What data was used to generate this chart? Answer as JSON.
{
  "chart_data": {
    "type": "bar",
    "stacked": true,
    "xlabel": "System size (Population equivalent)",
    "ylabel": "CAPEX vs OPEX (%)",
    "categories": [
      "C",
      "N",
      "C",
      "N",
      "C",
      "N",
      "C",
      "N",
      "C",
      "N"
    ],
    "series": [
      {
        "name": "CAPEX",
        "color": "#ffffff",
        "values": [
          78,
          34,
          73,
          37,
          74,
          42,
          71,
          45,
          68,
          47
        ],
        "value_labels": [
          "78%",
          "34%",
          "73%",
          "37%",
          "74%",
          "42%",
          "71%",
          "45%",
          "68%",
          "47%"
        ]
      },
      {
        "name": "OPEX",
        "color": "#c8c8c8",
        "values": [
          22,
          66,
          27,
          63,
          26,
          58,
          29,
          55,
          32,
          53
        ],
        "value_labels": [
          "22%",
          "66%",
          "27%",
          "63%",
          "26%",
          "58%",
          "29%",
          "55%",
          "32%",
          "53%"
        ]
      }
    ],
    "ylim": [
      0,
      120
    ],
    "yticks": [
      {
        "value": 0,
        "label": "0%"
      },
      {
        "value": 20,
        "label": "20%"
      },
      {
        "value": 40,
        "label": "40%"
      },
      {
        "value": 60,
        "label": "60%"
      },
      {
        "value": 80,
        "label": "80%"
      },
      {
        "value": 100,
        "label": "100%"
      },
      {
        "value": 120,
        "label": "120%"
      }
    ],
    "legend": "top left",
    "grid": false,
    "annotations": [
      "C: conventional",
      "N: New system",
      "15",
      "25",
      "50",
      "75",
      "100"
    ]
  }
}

==*==

--- INSTRUCTIONS TO FOLLOW ---
Here, the records must be output exactly and in full.

--- EXERCISE SOLUTION ---
What data was used to generate this chart? Answer as JSON.
{
  "chart_data": {
    "type": "bar",
    "stacked": true,
    "xlabel": "System size (Population equivalent)",
    "ylabel": "CAPEX vs OPEX (%)",
    "categories": [
      "C",
      "N",
      "C",
      "N",
      "C",
      "N",
      "C",
      "N",
      "C",
      "N"
    ],
    "series": [
      {
        "name": "CAPEX",
        "color": "#ffffff",
        "values": [
          78,
          34,
          73,
          37,
          74,
          42,
          71,
          45,
          68,
          47
        ],
        "value_labels": [
          "78%",
          "34%",
          "73%",
          "37%",
          "74%",
          "42%",
          "71%",
          "45%",
          "68%",
          "47%"
        ]
      },
      {
        "name": "OPEX",
        "color": "#c8c8c8",
        "values": [
          22,
          66,
          27,
          63,
          26,
          58,
          29,
          55,
          32,
          53
        ],
        "value_labels": [
          "22%",
          "66%",
          "27%",
          "63%",
          "26%",
          "58%",
          "29%",
          "55%",
          "32%",
          "53%"
        ]
      }
    ],
    "ylim": [
      0,
      120
    ],
    "yticks": [
      {
        "value": 0,
        "label": "0%"
      },
      {
        "value": 20,
        "label": "20%"
      },
      {
        "value": 40,
        "label": "40%"
      },
      {
        "value": 60,
        "label": "60%"
      },
      {
        "value": 80,
        "label": "80%"
      },
      {
        "value": 100,
        "label": "100%"
      },
      {
        "value": 120,
        "label": "120%"
      }
    ],
    "legend": "top left",
    "grid": false,
    "annotations": [
      "C: conventional",
      "N: New system",
      "15",
      "25",
      "50",
      "75",
      "100"
    ]
  }
}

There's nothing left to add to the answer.